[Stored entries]
==*==

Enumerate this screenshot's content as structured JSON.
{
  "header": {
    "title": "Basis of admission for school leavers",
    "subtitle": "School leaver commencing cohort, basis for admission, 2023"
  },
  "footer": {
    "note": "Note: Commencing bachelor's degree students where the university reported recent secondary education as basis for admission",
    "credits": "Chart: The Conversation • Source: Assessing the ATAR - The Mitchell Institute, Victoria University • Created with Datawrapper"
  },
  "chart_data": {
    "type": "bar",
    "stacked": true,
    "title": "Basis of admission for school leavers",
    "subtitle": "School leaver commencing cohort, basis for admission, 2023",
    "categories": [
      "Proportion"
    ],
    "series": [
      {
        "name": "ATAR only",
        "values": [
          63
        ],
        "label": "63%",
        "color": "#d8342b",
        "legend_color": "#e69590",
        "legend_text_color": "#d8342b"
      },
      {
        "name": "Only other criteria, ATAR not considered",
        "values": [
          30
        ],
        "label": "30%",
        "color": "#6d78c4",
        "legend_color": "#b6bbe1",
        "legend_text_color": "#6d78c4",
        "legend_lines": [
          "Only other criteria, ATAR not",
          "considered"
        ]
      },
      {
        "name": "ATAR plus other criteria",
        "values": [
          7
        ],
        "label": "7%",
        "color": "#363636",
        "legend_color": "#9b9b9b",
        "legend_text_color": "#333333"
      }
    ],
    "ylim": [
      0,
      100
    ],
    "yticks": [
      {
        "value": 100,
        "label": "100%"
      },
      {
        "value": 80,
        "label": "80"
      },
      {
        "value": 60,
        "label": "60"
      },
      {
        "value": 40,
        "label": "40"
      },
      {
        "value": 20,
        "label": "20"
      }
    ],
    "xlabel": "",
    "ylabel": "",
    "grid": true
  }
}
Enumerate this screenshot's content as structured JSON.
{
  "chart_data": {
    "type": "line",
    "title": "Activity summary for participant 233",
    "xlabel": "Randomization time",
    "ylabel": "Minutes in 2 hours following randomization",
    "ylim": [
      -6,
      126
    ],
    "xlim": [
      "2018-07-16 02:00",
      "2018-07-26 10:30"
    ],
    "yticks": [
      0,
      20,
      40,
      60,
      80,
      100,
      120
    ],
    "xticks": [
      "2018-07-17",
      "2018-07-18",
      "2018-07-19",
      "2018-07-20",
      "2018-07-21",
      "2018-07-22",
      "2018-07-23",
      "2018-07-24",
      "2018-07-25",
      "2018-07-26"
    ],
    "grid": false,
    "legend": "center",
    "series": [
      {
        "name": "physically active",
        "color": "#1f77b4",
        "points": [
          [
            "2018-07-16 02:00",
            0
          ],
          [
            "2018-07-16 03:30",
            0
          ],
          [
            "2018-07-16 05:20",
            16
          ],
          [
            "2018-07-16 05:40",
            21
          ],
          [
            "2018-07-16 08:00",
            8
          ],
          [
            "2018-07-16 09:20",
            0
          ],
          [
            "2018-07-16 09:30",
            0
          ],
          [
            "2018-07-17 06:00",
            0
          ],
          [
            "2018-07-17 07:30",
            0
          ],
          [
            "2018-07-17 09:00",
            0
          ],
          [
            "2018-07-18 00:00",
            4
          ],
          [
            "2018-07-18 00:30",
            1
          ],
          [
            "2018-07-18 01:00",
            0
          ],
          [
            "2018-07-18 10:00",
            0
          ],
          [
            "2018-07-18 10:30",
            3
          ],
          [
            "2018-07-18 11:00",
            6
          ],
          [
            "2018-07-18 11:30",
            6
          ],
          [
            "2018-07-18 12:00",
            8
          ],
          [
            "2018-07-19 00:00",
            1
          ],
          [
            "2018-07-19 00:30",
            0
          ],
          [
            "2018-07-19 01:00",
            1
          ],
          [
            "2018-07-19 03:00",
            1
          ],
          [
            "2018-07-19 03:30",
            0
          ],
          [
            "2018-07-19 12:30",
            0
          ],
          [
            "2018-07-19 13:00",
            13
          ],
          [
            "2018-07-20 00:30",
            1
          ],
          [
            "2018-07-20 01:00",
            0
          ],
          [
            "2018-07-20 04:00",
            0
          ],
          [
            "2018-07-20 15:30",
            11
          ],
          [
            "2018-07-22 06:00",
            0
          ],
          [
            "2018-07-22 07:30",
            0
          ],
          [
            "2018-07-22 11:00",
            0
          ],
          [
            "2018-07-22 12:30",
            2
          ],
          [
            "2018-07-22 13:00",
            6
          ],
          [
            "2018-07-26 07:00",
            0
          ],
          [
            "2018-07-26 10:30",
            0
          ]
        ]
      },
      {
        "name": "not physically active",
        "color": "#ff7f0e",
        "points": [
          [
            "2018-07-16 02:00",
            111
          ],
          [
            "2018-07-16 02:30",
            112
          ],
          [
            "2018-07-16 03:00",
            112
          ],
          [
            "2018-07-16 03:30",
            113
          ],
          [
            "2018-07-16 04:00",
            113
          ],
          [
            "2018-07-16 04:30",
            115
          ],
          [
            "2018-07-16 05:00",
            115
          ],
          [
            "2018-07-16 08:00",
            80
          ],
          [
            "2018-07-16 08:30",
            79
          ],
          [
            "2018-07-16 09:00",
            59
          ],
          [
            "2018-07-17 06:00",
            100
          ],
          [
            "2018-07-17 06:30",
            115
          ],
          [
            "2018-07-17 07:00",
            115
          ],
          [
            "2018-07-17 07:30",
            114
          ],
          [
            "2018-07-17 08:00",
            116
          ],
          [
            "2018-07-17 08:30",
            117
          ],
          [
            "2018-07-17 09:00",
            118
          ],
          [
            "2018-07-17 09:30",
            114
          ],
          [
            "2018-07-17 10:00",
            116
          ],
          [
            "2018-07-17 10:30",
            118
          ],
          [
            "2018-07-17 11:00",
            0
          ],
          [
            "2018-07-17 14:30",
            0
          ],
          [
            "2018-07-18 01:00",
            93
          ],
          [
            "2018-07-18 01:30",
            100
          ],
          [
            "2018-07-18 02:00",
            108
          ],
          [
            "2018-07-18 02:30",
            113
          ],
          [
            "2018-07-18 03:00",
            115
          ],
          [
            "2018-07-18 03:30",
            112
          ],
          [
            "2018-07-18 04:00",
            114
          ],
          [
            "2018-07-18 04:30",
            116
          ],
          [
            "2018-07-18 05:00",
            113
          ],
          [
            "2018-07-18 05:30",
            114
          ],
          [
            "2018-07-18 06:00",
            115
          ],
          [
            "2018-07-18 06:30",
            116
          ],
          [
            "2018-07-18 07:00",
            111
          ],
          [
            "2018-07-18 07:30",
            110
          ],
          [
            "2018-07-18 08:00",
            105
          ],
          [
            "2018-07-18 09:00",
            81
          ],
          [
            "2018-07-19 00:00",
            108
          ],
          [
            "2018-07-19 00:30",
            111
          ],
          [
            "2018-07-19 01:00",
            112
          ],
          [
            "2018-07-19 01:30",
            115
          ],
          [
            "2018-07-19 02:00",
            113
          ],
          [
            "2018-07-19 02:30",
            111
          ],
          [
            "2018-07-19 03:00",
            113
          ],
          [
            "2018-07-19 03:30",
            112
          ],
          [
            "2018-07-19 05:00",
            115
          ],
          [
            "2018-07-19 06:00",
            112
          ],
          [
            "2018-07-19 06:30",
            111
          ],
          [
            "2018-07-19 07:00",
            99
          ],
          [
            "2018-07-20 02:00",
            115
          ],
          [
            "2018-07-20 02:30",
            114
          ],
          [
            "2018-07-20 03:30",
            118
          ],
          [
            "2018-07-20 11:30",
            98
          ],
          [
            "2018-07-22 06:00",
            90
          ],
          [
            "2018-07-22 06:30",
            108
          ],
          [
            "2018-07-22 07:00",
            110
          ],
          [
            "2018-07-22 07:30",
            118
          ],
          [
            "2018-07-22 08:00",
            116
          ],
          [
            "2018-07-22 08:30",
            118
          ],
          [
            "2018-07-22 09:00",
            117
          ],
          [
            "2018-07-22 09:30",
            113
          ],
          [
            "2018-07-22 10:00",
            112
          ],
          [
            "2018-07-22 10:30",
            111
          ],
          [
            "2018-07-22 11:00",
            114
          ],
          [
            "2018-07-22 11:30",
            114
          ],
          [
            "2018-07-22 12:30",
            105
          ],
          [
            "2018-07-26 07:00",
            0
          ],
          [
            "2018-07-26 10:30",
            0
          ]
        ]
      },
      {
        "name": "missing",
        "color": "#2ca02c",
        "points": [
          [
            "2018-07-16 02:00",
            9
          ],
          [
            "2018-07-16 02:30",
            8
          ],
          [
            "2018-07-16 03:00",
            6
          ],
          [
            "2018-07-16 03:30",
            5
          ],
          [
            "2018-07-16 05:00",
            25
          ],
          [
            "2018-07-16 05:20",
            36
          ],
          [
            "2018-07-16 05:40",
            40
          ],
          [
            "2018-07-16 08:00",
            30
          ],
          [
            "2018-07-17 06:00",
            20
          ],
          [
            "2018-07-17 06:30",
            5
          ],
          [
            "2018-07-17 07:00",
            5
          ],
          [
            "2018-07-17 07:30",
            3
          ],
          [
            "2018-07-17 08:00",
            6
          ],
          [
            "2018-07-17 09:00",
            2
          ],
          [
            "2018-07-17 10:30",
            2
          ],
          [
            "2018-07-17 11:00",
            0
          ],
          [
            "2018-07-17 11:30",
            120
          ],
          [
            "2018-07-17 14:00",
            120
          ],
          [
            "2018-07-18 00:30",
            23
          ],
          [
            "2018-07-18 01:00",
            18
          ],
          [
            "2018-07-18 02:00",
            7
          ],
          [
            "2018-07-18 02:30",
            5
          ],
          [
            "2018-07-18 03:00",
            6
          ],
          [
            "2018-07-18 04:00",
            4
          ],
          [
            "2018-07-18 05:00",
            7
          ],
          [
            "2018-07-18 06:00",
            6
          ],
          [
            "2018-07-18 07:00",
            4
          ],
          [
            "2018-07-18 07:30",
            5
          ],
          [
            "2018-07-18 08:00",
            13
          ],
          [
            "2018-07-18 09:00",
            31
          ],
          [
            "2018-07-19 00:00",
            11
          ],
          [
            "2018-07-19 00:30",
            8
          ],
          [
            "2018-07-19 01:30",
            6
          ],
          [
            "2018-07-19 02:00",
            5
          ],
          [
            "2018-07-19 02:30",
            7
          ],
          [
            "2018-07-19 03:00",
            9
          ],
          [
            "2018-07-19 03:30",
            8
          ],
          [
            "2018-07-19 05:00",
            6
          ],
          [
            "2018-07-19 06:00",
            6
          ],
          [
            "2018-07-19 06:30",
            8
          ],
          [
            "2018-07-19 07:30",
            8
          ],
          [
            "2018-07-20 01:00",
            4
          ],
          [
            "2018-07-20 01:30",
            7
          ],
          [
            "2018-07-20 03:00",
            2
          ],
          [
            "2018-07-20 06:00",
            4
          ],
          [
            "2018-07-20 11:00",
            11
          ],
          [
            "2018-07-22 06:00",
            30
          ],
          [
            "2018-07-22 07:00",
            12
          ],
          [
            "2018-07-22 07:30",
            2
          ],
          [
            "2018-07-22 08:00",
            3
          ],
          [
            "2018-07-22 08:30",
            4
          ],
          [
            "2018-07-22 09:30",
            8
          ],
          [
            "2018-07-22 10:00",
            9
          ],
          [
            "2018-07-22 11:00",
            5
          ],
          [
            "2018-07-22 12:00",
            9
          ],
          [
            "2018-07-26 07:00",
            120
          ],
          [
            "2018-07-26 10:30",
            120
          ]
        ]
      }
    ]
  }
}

==*==

Stated problem - In the material above, how many lines hold the word "physically"? Say only the number.

Task response - 2